TASK TO COMPLETE — Extend the post on Latin-1-compatible alternatives to UTF-8, continuing after its final sentence.

====== PASSAGE TO READ

We had this Latin-1-compatible-UTF discussions several times before, it
is certainly in no way a new idea (check the news:comp.std.internat
archives):
- You will always need new software, no matter whether you use UTF-8 or
any fancy encoding in which ISO 8859-1 file do not have to be recoded.
So don't overestimate the practical advantages of the illusion of
backwards compatibility. The advantage of backwards compatibility with
ASCII in UTF-8 is only important because a number of ASCII characters
such as NUL and SOLIDUS have special functions in software that is
otherwise completely ignorant of the character set. No Latin-1
character has such special semantics in any software I am aware
of (I have yet to see a SHY implementation that can't be deactivated
easily).
- UTF-8 has a large number of very neat properties that are not possible
to get with any of the proposals for a Latin-1 compatible encoding,
especially the combination of self-synchronization, the compactness
(only up to 3 characters length) and the preservation of the UCS-4
lexical string order (important for things such as B-trees in DBMSs).

============
====== GIVEN DATA

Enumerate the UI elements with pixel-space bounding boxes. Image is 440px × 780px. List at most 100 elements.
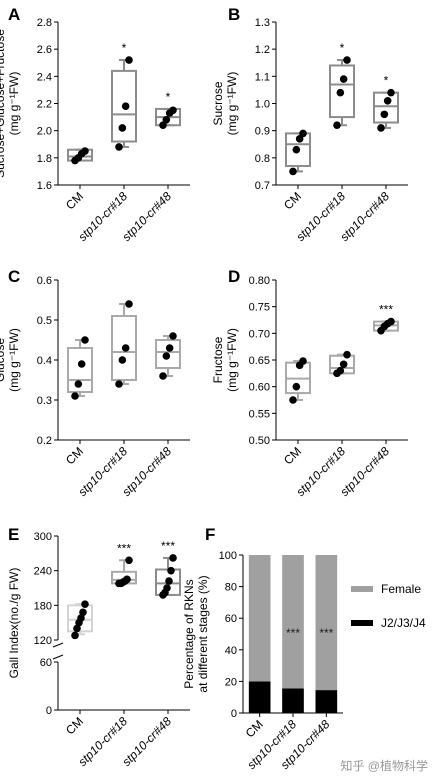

============

OUTPUT FOR THIS TASK —
If you really need a Latin-1 compatible UTF, then just use UTF-7 but do
not transform the characters in the 0x80-0xff range. This is a straight
forward modification of UTF-7 and it costs you just one or two bytes to
change in an UTF-7 implementation. This technique is so obvious and
trivial that it is not even worth to write a formal specification for
it.
I hope it will not become popular. Another UCS encoding is certainly not
what the world has been waiting for.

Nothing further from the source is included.